▶ _Exercise instructions_
Only the lines holding the string "窗外又传来普鲁士兵的号声" are needed. Copy each one.

━━━━━ Input data

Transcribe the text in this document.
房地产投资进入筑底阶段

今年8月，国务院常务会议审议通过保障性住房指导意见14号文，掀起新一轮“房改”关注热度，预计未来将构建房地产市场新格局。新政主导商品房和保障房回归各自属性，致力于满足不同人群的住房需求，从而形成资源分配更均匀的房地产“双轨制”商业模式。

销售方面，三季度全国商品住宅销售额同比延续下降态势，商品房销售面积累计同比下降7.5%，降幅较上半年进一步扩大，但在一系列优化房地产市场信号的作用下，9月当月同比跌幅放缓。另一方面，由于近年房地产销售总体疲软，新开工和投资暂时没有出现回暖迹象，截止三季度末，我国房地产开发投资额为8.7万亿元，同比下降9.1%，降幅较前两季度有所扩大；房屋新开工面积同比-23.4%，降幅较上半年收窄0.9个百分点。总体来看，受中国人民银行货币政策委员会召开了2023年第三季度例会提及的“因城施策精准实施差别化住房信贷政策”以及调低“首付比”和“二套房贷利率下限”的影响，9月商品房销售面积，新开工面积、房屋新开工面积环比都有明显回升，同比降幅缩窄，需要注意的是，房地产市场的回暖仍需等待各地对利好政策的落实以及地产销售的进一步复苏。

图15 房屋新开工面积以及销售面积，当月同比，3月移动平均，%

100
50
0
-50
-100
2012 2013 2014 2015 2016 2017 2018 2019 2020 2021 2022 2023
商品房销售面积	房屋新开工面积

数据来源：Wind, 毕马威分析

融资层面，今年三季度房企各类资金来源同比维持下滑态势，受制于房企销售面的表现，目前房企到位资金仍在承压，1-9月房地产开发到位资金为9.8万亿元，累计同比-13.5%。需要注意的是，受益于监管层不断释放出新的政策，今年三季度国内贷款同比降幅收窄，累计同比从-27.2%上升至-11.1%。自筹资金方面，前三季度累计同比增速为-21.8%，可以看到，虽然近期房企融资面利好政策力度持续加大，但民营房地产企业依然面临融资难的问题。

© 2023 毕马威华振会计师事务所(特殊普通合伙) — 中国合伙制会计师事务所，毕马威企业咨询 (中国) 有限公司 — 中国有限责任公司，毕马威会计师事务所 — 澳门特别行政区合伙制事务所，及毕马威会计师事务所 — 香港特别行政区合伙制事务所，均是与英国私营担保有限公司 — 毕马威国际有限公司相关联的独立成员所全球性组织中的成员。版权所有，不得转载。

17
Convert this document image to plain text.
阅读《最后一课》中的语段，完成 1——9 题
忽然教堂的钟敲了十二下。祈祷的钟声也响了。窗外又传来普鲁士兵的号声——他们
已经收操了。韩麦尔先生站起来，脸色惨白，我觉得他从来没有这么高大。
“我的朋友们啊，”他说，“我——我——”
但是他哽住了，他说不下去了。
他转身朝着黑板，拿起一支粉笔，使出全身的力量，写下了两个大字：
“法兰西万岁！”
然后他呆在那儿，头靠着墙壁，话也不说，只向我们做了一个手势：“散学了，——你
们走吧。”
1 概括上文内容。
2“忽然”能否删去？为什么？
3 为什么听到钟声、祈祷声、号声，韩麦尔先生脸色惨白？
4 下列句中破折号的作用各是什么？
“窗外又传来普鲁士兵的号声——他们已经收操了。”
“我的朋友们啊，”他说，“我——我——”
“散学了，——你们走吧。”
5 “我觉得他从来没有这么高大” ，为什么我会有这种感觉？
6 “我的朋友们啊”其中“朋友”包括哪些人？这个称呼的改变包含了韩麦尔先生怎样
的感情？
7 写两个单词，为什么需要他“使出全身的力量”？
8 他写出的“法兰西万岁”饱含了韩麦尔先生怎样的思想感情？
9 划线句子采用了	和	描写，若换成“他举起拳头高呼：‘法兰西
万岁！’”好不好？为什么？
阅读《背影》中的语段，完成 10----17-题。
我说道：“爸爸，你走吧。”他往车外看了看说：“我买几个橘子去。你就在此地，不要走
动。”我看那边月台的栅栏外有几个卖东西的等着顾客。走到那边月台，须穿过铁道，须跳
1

━━━━━━━━━━

▶ _Answer for the task_
忽然教堂的钟敲了十二下。祈祷的钟声也响了。窗外又传来普鲁士兵的号声——他们
“窗外又传来普鲁士兵的号声——他们已经收操了。”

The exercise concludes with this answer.